■ **Your task**: Write out each line exactly as it stands, please.

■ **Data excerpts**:
— Begin —

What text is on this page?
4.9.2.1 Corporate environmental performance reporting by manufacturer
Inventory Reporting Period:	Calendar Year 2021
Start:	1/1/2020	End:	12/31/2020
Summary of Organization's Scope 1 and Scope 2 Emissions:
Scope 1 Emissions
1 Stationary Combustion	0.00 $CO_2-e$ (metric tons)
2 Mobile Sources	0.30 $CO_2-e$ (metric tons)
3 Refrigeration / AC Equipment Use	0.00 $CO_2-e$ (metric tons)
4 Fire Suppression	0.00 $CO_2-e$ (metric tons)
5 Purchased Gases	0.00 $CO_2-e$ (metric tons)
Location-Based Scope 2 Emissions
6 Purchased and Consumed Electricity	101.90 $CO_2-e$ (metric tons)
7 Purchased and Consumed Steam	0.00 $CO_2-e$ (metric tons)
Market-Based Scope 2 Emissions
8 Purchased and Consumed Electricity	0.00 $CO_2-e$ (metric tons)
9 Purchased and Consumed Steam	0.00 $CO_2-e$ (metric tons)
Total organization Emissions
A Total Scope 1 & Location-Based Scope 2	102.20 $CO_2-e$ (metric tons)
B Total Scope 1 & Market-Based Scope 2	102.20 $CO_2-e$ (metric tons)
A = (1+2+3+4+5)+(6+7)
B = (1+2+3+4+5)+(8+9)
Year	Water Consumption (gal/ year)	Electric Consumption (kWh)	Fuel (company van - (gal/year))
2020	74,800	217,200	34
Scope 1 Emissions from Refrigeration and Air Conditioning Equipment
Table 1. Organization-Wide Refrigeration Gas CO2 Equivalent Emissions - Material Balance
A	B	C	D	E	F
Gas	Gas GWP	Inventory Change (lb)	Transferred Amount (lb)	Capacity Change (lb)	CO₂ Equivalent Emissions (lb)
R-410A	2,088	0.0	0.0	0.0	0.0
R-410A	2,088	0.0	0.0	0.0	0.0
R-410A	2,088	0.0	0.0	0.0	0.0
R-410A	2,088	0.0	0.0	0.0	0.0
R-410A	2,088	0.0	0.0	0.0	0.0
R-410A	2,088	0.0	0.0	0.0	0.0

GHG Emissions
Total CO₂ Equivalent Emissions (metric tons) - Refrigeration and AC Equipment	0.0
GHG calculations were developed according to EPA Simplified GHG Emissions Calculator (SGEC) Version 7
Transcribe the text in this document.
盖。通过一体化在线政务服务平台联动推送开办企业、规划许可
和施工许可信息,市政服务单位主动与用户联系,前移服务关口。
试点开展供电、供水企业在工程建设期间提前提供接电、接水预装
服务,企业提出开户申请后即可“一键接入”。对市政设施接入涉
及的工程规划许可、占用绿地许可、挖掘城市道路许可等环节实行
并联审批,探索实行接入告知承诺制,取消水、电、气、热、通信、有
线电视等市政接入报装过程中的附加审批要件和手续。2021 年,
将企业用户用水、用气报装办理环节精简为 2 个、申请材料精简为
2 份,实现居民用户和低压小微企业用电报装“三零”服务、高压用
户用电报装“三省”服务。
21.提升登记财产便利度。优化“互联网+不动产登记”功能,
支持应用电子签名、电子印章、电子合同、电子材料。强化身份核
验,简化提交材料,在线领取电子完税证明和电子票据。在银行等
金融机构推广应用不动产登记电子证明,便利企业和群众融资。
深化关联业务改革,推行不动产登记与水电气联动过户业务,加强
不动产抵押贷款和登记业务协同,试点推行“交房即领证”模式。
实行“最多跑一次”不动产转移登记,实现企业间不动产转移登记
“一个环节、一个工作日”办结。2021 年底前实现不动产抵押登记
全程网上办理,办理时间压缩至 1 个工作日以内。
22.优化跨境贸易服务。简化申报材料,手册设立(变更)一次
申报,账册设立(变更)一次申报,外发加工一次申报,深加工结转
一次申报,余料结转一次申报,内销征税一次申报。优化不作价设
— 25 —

— End —

■ **Problem solution**:
What text is on this page?
4.9.2.1 Corporate environmental performance reporting by manufacturer
Inventory Reporting Period:	Calendar Year 2021
Start:	1/1/2020	End:	12/31/2020
Summary of Organization's Scope 1 and Scope 2 Emissions:
Scope 1 Emissions
1 Stationary Combustion	0.00 $CO_2-e$ (metric tons)
2 Mobile Sources	0.30 $CO_2-e$ (metric tons)
3 Refrigeration / AC Equipment Use	0.00 $CO_2-e$ (metric tons)
4 Fire Suppression	0.00 $CO_2-e$ (metric tons)
5 Purchased Gases	0.00 $CO_2-e$ (metric tons)
Location-Based Scope 2 Emissions
6 Purchased and Consumed Electricity	101.90 $CO_2-e$ (metric tons)
7 Purchased and Consumed Steam	0.00 $CO_2-e$ (metric tons)
Market-Based Scope 2 Emissions
8 Purchased and Consumed Electricity	0.00 $CO_2-e$ (metric tons)
9 Purchased and Consumed Steam	0.00 $CO_2-e$ (metric tons)
Total organization Emissions
A Total Scope 1 & Location-Based Scope 2	102.20 $CO_2-e$ (metric tons)
B Total Scope 1 & Market-Based Scope 2	102.20 $CO_2-e$ (metric tons)
A = (1+2+3+4+5)+(6+7)
B = (1+2+3+4+5)+(8+9)
Year	Water Consumption (gal/ year)	Electric Consumption (kWh)	Fuel (company van - (gal/year))
2020	74,800	217,200	34
Scope 1 Emissions from Refrigeration and Air Conditioning Equipment
Table 1. Organization-Wide Refrigeration Gas CO2 Equivalent Emissions - Material Balance
A	B	C	D	E	F
Gas	Gas GWP	Inventory Change (lb)	Transferred Amount (lb)	Capacity Change (lb)	CO₂ Equivalent Emissions (lb)
R-410A	2,088	0.0	0.0	0.0	0.0
R-410A	2,088	0.0	0.0	0.0	0.0
R-410A	2,088	0.0	0.0	0.0	0.0
R-410A	2,088	0.0	0.0	0.0	0.0
R-410A	2,088	0.0	0.0	0.0	0.0
R-410A	2,088	0.0	0.0	0.0	0.0

GHG Emissions
Total CO₂ Equivalent Emissions (metric tons) - Refrigeration and AC Equipment	0.0
GHG calculations were developed according to EPA Simplified GHG Emissions Calculator (SGEC) Version 7
Transcribe the text in this document.
盖。通过一体化在线政务服务平台联动推送开办企业、规划许可
和施工许可信息,市政服务单位主动与用户联系,前移服务关口。
试点开展供电、供水企业在工程建设期间提前提供接电、接水预装
服务,企业提出开户申请后即可“一键接入”。对市政设施接入涉
及的工程规划许可、占用绿地许可、挖掘城市道路许可等环节实行
并联审批,探索实行接入告知承诺制,取消水、电、气、热、通信、有
线电视等市政接入报装过程中的附加审批要件和手续。2021 年,
将企业用户用水、用气报装办理环节精简为 2 个、申请材料精简为
2 份,实现居民用户和低压小微企业用电报装“三零”服务、高压用
户用电报装“三省”服务。
21.提升登记财产便利度。优化“互联网+不动产登记”功能,
支持应用电子签名、电子印章、电子合同、电子材料。强化身份核
验,简化提交材料,在线领取电子完税证明和电子票据。在银行等
金融机构推广应用不动产登记电子证明,便利企业和群众融资。
深化关联业务改革,推行不动产登记与水电气联动过户业务,加强
不动产抵押贷款和登记业务协同,试点推行“交房即领证”模式。
实行“最多跑一次”不动产转移登记,实现企业间不动产转移登记
“一个环节、一个工作日”办结。2021 年底前实现不动产抵押登记
全程网上办理,办理时间压缩至 1 个工作日以内。
22.优化跨境贸易服务。简化申报材料,手册设立(变更)一次
申报,账册设立(变更)一次申报,外发加工一次申报,深加工结转
一次申报,余料结转一次申报,内销征税一次申报。优化不作价设
— 25 —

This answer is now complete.